- Opening Delimiter -
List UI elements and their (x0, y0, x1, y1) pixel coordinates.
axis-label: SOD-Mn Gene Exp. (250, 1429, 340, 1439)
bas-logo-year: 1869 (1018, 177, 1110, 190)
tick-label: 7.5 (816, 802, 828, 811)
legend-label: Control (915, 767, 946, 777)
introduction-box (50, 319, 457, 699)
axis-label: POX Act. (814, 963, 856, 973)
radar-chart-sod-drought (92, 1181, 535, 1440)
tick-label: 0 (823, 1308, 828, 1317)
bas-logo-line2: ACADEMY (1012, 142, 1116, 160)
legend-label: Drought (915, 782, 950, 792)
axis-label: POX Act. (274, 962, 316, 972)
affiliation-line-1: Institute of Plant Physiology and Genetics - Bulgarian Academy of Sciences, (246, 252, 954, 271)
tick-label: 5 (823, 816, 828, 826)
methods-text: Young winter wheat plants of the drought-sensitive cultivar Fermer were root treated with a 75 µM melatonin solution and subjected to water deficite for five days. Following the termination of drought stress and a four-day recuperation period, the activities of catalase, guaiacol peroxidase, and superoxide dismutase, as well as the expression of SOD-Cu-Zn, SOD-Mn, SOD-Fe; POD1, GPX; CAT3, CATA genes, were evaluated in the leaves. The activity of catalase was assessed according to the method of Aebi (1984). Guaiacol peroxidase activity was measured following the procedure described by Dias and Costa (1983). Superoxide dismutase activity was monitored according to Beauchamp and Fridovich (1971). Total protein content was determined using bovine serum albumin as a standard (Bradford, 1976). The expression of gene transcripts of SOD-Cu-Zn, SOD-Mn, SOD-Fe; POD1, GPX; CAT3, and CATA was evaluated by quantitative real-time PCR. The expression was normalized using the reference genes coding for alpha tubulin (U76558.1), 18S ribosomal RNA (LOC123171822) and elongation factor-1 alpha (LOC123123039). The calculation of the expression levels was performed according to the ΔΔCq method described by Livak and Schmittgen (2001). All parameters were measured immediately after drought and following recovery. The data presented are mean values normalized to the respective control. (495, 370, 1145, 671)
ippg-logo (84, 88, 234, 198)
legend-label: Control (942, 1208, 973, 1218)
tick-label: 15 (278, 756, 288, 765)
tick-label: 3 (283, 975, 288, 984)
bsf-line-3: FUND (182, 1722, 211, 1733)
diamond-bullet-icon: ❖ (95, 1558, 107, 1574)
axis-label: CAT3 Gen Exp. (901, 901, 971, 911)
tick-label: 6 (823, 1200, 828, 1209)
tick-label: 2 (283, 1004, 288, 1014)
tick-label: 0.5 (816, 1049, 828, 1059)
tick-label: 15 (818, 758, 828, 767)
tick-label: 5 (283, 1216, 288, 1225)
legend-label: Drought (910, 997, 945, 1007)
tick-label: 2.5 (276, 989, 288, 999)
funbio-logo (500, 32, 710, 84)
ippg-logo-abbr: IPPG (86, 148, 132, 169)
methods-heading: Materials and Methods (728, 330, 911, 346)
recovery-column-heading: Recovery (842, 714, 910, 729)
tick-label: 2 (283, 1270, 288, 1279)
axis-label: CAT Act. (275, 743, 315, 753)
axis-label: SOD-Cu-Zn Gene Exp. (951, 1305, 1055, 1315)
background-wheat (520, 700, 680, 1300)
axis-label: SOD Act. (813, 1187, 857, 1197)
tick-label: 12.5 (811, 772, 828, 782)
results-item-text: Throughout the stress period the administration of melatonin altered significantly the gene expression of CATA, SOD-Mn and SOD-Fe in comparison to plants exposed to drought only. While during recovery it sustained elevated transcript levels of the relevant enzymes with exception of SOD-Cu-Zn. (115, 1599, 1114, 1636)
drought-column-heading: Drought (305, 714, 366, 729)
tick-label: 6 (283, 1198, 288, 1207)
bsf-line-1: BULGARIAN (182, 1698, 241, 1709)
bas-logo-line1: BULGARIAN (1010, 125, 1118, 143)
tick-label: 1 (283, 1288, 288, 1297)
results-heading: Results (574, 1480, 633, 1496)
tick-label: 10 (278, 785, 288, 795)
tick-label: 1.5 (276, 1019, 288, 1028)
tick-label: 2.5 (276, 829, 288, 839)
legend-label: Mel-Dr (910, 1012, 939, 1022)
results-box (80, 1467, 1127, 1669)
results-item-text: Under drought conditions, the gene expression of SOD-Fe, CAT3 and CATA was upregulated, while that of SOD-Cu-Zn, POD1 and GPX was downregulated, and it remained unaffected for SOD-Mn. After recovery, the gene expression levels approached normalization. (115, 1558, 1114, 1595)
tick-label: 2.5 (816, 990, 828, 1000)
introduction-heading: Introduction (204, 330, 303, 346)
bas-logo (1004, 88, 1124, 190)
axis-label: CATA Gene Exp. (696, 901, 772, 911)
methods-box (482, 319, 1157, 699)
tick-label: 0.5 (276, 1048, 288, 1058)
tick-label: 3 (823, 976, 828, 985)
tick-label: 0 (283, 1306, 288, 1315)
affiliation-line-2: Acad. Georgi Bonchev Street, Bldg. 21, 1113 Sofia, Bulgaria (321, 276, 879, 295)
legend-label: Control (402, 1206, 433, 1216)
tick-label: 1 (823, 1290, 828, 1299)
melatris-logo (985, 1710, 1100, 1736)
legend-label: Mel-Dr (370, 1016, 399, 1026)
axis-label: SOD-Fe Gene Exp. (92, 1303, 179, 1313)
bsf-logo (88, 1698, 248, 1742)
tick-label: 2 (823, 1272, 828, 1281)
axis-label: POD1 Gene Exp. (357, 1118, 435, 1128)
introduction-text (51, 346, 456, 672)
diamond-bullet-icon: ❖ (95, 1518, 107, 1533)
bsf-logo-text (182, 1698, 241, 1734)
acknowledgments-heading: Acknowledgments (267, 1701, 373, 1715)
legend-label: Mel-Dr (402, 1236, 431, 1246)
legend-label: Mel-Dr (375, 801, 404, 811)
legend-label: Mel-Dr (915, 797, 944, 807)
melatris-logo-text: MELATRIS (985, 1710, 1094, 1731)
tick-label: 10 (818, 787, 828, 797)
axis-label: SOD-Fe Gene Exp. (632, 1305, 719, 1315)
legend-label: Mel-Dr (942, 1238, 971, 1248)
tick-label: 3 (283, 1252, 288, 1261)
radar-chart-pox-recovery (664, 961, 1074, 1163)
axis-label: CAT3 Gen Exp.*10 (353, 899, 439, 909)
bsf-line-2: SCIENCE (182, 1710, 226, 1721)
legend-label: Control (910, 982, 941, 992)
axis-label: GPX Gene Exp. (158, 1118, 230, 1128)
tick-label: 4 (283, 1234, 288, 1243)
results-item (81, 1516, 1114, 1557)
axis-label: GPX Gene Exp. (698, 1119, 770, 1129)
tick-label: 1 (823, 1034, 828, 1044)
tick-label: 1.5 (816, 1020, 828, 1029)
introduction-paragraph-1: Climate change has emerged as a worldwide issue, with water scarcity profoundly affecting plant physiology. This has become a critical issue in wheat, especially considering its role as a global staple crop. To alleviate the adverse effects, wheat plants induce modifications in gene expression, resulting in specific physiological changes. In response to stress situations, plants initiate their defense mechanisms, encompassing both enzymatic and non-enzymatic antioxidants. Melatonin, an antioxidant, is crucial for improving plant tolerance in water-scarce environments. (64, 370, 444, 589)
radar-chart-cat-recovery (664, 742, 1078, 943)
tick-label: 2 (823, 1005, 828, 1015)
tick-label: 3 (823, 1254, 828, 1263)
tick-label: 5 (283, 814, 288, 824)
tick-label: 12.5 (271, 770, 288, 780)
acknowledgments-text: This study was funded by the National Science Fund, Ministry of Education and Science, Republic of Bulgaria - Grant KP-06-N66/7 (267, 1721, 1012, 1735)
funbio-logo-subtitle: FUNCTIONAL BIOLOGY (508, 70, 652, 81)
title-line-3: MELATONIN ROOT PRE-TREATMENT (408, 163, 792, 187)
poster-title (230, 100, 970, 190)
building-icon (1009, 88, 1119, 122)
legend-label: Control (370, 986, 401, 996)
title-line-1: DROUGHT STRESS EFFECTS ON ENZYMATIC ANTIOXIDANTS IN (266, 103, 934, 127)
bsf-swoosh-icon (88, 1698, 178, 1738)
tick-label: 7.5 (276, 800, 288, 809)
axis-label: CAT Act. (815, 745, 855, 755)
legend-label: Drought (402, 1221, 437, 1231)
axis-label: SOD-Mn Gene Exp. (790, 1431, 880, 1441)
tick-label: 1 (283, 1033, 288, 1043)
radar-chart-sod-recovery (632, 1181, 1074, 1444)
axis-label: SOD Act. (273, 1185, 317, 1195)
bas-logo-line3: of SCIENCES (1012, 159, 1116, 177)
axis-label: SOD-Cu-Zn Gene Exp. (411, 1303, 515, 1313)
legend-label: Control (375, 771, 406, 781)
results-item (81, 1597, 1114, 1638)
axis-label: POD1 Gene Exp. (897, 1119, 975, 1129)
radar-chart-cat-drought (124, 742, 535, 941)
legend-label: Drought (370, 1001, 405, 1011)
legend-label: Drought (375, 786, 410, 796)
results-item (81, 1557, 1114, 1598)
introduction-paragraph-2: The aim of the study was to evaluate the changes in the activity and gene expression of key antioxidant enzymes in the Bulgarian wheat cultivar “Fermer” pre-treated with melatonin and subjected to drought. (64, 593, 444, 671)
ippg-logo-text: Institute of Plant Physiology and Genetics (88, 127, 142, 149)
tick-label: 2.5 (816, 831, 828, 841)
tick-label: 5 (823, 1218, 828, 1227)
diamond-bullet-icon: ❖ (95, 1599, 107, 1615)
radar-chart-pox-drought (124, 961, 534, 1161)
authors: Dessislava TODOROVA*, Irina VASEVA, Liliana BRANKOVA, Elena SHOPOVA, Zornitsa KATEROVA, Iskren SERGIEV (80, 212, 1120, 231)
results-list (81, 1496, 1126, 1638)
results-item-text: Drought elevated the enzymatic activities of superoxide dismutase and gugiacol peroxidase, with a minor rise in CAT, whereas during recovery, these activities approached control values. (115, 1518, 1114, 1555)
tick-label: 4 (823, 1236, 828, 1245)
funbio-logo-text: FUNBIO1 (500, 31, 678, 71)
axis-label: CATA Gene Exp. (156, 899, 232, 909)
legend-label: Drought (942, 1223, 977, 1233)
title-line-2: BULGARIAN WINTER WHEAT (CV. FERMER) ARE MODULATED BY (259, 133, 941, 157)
- Closing Delimiter -
• _TASK DETAILS_
Lines of the listing above that contain the word "Genetics" must all be copied.

• _YOUR RESPONSE_
affiliation-line-1: Institute of Plant Physiology and Genetics - Bulgarian Academy of Sciences, (246, 252, 954, 271)
ippg-logo-text: Institute of Plant Physiology and Genetics (88, 127, 142, 149)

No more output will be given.